» GIVEN REQUEST: Produce a word-for-word copy of the listing below without its pictures.
________________________________________
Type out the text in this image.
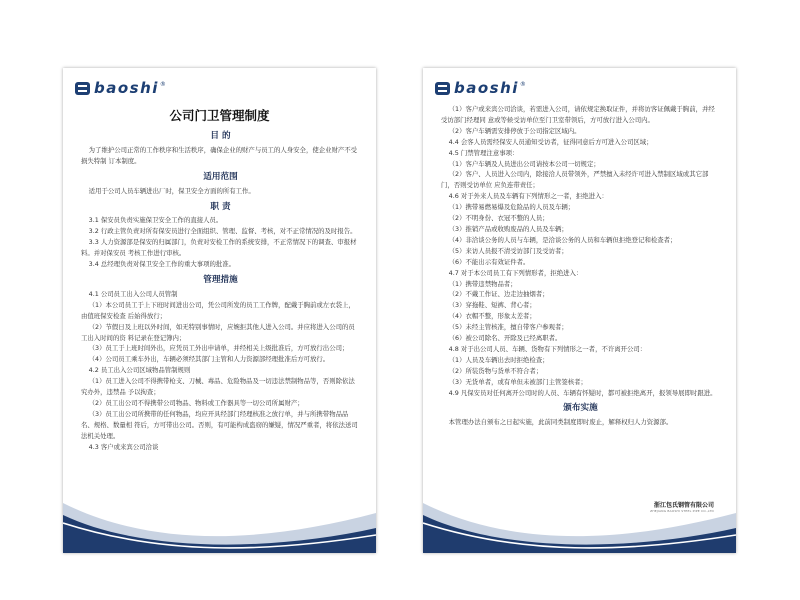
baoshi ®
公司门卫管理制度

目 的

为了维护公司正常的工作秩序和生活秩序，确保企业的财产与员工的人身安全，使企业财产不受损失特制 订本制度。

适用范围

适用于公司人员车辆进出厂时，保卫安全方面的所有工作。

职 责

3.1 保安员负责实施保卫安全工作的直接人员。

3.2 行政主管负责对所有保安员进行全面组织、管理、监督、考核，对不正常情况的及时报告。

3.3 人力资源部是保安的归属部门，负责对安检工作的系统安排，不正常情况下的调查、审报材料。并对保安员 考核工作进行审核。

3.4 总经理负责对保卫安全工作的重大事项的批准。

管理措施

4.1 公司员工出入公司人员管制

（1）本公司员工于上下班时间进出公司，凭公司所发的员工工作牌，配戴于胸前或左衣袋上，由值班保安检查 后始得放行；

（2）节假日及上班以外时间，如无特别事情时，应婉拒其他人进入公司。并应将进入公司的员工出入时间的资 料记录在登记簿内；

（3）员工于上班时间外出，应凭员工外出申请单，并经相关上级批准后，方可放行出公司；

（4）公司员工乘车外出，车辆必须经其部门主管和人力资源部经理批准后方可放行。

4.2 员工出入公司区域物品管制规则

（1）员工进入公司不得携带枪支、刀械、毒品、危险物品及一切违法禁制物品等，否则除依法究办外，违禁品 予以拘查；

（2）员工出公司不得携带公司物品、物料或工作器具等一切公司所属财产；

（3）员工出公司所携带的任何物品，均应开具经部门经理核准之放行单，并与所携带物品品名、规格、数量相 符后，方可带出公司。否则，有可能构成盗窃的嫌疑，情况严重者，将依法送司法机关处理。

4.3 客户或来宾公司洽谈

baoshi ®

（1）客户或来宾公司洽谈，若需进入公司，请依规定换取证件，并将访客证佩戴于胸前，并经受访部门经理同 意或等候受访单位至门卫室带领后，方可放行进入公司内。

（2）客户车辆需安排停放于公司指定区域内。

4.4 会客人员需经保安人员通知受访者，征得同意后方可进入公司区域；

4.5 门禁管理注意事项：

（1）客户车辆及人员进出公司请按本公司一切规定；

（2）客户、人员进入公司内，除接洽人员带领外，严禁擅入未经许可进入禁制区域或其它部门，否则受访单位 应负连带责任；

4.6 对于外来人员及车辆有下列情形之一者，拒绝进入：

（1）携带易燃易爆及危险品的人员及车辆；

（2）不明身份、衣冠不整的人员；

（3）推销产品或收购废品的人员及车辆；

（4）非洽谈公务的人员与车辆，是洽谈公务的人员和车辆但拒绝登记和检查者；

（5）来访人员报不清受访部门及受访者；

（6）不能出示有效证件者。

4.7 对于本公司员工有下列情形者，拒绝进入：

（1）携带违禁物品者；

（2）不戴工作证、边走边抽烟者；

（3）穿拖鞋、短裤、背心者；

（4）衣帽不整，形象太差者；

（5）未经主管核准，擅自带客户参观者；

（6）被公司除名、开除及已经离职者。

4.8 对于出公司人员、车辆、货物有下列情形之一者，不许离开公司：

（1）人员及车辆出去时拒绝检查；

（2）所装货物与货单不符合者；

（3）无货单者，或有单但未被部门主管签核者；

4.9 凡保安员对任何离开公司时的人员、车辆有怀疑时，都可被拒绝离开，报领导展即时跟进。

颁布实施

本管理办法自颁布之日起实施，此前同类制度即时废止，解释权归人力资源部。

浙江包氏钢管有限公司
ZHEJIANG BAOSHI STEEL PIPE CO.,LTD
________________________________________
» OUTPUT OF THE TASK:
Type out the text in this image.
baoshi ®
公司门卫管理制度

目 的

为了维护公司正常的工作秩序和生活秩序，确保企业的财产与员工的人身安全，使企业财产不受损失特制 订本制度。

适用范围

适用于公司人员车辆进出厂时，保卫安全方面的所有工作。

职 责

3.1 保安员负责实施保卫安全工作的直接人员。

3.2 行政主管负责对所有保安员进行全面组织、管理、监督、考核，对不正常情况的及时报告。

3.3 人力资源部是保安的归属部门，负责对安检工作的系统安排，不正常情况下的调查、审报材料。并对保安员 考核工作进行审核。

3.4 总经理负责对保卫安全工作的重大事项的批准。

管理措施

4.1 公司员工出入公司人员管制

（1）本公司员工于上下班时间进出公司，凭公司所发的员工工作牌，配戴于胸前或左衣袋上，由值班保安检查 后始得放行；

（2）节假日及上班以外时间，如无特别事情时，应婉拒其他人进入公司。并应将进入公司的员工出入时间的资 料记录在登记簿内；

（3）员工于上班时间外出，应凭员工外出申请单，并经相关上级批准后，方可放行出公司；

（4）公司员工乘车外出，车辆必须经其部门主管和人力资源部经理批准后方可放行。

4.2 员工出入公司区域物品管制规则

（1）员工进入公司不得携带枪支、刀械、毒品、危险物品及一切违法禁制物品等，否则除依法究办外，违禁品 予以拘查；

（2）员工出公司不得携带公司物品、物料或工作器具等一切公司所属财产；

（3）员工出公司所携带的任何物品，均应开具经部门经理核准之放行单，并与所携带物品品名、规格、数量相 符后，方可带出公司。否则，有可能构成盗窃的嫌疑，情况严重者，将依法送司法机关处理。

4.3 客户或来宾公司洽谈

baoshi ®

（1）客户或来宾公司洽谈，若需进入公司，请依规定换取证件，并将访客证佩戴于胸前，并经受访部门经理同 意或等候受访单位至门卫室带领后，方可放行进入公司内。

（2）客户车辆需安排停放于公司指定区域内。

4.4 会客人员需经保安人员通知受访者，征得同意后方可进入公司区域；

4.5 门禁管理注意事项：

（1）客户车辆及人员进出公司请按本公司一切规定；

（2）客户、人员进入公司内，除接洽人员带领外，严禁擅入未经许可进入禁制区域或其它部门，否则受访单位 应负连带责任；

4.6 对于外来人员及车辆有下列情形之一者，拒绝进入：

（1）携带易燃易爆及危险品的人员及车辆；

（2）不明身份、衣冠不整的人员；

（3）推销产品或收购废品的人员及车辆；

（4）非洽谈公务的人员与车辆，是洽谈公务的人员和车辆但拒绝登记和检查者；

（5）来访人员报不清受访部门及受访者；

（6）不能出示有效证件者。

4.7 对于本公司员工有下列情形者，拒绝进入：

（1）携带违禁物品者；

（2）不戴工作证、边走边抽烟者；

（3）穿拖鞋、短裤、背心者；

（4）衣帽不整，形象太差者；

（5）未经主管核准，擅自带客户参观者；

（6）被公司除名、开除及已经离职者。

4.8 对于出公司人员、车辆、货物有下列情形之一者，不许离开公司：

（1）人员及车辆出去时拒绝检查；

（2）所装货物与货单不符合者；

（3）无货单者，或有单但未被部门主管签核者；

4.9 凡保安员对任何离开公司时的人员、车辆有怀疑时，都可被拒绝离开，报领导展即时跟进。

颁布实施

本管理办法自颁布之日起实施，此前同类制度即时废止，解释权归人力资源部。

浙江包氏钢管有限公司
ZHEJIANG BAOSHI STEEL PIPE CO.,LTD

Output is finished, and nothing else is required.